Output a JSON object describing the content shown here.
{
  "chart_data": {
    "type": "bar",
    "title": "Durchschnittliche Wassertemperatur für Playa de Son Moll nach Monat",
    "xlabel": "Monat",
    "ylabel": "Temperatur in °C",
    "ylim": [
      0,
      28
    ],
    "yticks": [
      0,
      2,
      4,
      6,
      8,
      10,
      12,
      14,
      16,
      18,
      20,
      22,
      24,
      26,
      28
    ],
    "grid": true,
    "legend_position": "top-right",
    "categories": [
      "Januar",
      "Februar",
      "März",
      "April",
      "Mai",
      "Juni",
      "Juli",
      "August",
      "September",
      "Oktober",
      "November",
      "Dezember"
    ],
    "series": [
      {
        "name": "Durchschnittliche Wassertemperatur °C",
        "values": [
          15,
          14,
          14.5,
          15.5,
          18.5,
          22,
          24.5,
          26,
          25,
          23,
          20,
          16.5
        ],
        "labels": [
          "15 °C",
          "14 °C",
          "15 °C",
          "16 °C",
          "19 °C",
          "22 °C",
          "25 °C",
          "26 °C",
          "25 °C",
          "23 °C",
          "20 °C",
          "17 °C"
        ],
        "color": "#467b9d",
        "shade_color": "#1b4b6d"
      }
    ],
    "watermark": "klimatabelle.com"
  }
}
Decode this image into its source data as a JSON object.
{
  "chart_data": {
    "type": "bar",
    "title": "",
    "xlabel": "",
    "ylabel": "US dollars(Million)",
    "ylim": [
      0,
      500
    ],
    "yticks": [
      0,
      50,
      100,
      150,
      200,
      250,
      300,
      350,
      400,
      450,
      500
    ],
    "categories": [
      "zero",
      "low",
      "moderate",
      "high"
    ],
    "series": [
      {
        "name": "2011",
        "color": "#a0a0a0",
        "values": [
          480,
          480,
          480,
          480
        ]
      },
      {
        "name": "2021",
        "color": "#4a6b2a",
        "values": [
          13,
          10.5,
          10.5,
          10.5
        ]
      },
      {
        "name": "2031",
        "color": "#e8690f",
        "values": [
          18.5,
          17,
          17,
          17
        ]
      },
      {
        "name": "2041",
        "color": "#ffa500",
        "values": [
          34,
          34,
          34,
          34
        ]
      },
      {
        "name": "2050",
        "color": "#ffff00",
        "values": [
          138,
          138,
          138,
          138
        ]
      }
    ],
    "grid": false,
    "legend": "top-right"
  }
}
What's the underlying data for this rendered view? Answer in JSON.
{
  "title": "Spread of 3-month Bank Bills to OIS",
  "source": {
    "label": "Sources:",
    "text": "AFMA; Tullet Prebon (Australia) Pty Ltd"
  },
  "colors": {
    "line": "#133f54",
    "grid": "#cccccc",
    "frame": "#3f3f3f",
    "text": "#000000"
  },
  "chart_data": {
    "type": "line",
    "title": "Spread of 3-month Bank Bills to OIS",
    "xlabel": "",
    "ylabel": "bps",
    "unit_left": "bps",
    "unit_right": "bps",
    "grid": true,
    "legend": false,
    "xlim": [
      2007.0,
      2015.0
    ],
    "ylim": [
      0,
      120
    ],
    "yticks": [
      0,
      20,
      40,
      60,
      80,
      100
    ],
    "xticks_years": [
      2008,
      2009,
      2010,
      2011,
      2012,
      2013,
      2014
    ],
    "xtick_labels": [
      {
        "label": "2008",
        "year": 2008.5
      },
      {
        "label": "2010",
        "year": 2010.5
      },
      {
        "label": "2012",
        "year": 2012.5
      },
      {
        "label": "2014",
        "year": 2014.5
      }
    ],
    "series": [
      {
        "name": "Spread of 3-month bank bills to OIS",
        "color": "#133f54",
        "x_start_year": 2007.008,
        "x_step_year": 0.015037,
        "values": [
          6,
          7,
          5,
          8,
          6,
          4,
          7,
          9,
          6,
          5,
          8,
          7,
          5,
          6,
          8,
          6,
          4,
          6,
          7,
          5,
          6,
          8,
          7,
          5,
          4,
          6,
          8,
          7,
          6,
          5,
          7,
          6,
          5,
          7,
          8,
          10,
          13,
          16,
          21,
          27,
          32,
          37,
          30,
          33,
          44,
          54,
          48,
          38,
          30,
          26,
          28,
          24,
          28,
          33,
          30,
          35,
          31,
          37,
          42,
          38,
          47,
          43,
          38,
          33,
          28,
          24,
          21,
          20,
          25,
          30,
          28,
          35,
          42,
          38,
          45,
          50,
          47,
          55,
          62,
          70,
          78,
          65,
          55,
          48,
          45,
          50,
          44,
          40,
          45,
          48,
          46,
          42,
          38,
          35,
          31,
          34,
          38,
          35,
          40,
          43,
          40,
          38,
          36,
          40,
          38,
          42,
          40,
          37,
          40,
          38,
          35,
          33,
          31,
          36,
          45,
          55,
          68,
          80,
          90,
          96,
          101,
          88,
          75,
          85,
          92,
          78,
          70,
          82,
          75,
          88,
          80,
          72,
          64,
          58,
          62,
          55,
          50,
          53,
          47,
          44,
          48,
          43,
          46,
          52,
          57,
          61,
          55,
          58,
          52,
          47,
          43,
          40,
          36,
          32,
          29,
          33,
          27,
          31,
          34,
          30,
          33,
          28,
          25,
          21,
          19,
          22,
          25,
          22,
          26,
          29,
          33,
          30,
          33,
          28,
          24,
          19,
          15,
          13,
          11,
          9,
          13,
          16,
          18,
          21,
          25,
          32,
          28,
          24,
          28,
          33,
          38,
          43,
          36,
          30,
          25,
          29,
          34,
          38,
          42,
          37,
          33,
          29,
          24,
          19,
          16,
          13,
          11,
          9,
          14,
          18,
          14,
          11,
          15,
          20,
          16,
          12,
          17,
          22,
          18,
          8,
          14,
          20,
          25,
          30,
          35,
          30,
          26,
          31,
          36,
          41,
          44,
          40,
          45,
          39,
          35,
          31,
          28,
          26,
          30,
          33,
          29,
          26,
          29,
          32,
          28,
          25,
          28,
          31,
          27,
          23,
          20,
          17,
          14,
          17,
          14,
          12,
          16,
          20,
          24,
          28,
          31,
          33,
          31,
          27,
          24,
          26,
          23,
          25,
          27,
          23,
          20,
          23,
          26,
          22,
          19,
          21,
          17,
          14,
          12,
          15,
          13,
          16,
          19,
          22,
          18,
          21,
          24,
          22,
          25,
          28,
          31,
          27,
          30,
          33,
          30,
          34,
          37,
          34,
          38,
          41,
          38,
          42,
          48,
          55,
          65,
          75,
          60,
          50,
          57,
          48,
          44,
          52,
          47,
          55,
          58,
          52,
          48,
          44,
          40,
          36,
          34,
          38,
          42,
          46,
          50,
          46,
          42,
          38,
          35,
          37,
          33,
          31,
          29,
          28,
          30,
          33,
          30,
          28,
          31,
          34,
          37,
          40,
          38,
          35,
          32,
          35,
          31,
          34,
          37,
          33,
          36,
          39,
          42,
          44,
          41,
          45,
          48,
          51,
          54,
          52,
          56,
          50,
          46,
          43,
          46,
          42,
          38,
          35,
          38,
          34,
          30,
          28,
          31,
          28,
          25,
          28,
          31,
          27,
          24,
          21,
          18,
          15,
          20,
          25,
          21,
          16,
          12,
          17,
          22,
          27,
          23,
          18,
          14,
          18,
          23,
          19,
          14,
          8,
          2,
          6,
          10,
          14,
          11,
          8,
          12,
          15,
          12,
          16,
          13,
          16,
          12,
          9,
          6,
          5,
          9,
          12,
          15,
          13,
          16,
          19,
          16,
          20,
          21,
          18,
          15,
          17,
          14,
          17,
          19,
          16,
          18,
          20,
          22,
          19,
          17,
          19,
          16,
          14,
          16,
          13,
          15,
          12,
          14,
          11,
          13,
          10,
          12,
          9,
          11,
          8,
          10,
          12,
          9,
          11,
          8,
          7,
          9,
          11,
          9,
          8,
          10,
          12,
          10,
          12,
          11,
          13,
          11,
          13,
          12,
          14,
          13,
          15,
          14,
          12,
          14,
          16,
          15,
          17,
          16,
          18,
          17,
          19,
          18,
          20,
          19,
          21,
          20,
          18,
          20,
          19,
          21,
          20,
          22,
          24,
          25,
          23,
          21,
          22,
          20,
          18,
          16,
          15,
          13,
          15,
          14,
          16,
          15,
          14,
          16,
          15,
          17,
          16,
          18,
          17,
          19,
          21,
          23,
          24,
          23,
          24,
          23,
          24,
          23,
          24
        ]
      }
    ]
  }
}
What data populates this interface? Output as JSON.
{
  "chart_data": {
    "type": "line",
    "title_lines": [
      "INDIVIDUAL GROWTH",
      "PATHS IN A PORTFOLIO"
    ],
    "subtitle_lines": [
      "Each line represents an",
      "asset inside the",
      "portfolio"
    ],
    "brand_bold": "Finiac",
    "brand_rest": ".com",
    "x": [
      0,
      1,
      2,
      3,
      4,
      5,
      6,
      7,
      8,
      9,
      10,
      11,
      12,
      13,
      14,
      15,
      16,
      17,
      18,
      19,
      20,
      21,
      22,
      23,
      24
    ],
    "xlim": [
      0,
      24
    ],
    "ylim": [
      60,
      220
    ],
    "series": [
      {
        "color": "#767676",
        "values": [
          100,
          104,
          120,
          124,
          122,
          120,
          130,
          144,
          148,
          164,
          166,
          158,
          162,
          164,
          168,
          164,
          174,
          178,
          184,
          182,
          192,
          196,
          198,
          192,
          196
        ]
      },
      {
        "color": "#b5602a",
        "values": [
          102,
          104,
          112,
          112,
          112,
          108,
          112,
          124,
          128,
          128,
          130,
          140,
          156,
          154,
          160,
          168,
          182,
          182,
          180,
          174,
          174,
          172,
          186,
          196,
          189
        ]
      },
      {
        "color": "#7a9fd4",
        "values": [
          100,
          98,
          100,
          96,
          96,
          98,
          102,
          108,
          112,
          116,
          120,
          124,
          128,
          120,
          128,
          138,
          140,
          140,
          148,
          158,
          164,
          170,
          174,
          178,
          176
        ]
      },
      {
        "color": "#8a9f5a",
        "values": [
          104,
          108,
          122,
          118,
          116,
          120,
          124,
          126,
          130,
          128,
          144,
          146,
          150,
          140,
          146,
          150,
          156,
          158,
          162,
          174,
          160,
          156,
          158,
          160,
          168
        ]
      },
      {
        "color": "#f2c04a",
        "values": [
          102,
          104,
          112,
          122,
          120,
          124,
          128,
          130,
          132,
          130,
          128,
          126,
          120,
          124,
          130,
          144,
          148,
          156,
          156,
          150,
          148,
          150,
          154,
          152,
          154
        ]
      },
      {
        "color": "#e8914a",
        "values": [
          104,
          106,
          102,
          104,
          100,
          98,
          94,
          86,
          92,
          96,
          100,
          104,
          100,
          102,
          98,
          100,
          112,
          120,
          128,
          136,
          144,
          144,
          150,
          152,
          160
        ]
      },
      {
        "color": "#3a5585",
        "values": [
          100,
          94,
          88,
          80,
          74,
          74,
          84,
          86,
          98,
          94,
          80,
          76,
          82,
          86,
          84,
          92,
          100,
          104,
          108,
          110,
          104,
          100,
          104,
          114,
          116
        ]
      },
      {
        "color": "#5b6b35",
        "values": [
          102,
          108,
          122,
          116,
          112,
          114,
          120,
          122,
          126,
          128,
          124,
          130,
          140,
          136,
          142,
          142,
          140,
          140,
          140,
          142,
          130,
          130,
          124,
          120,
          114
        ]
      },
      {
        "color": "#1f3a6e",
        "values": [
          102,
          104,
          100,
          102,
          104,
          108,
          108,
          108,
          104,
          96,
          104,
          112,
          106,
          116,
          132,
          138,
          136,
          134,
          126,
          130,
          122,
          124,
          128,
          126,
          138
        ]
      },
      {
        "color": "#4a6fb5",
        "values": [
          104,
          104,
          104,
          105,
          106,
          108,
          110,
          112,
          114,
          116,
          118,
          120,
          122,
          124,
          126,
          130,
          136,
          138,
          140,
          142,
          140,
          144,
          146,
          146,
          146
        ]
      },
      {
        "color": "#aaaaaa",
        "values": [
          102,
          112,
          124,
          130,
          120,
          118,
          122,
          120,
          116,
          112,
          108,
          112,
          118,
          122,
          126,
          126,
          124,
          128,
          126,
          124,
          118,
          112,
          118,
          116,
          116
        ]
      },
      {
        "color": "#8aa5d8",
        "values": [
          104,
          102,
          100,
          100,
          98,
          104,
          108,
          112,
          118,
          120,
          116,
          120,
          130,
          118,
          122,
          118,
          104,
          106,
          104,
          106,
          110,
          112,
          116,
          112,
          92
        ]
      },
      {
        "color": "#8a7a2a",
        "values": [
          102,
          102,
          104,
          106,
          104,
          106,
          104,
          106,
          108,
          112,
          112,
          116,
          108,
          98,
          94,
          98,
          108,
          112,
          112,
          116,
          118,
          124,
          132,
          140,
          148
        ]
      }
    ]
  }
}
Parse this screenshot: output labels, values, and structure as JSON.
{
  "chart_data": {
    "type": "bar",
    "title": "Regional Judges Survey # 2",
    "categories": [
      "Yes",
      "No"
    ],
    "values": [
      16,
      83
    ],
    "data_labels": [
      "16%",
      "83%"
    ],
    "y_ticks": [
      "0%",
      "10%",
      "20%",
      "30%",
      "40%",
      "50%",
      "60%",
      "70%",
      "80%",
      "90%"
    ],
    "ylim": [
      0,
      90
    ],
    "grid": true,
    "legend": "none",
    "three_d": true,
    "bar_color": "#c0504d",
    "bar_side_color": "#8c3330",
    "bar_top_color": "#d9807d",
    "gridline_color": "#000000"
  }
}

* [Problem]
Using the data above, say how many lines include "text". No other reply is needed.

* [Solution for this exercise]
2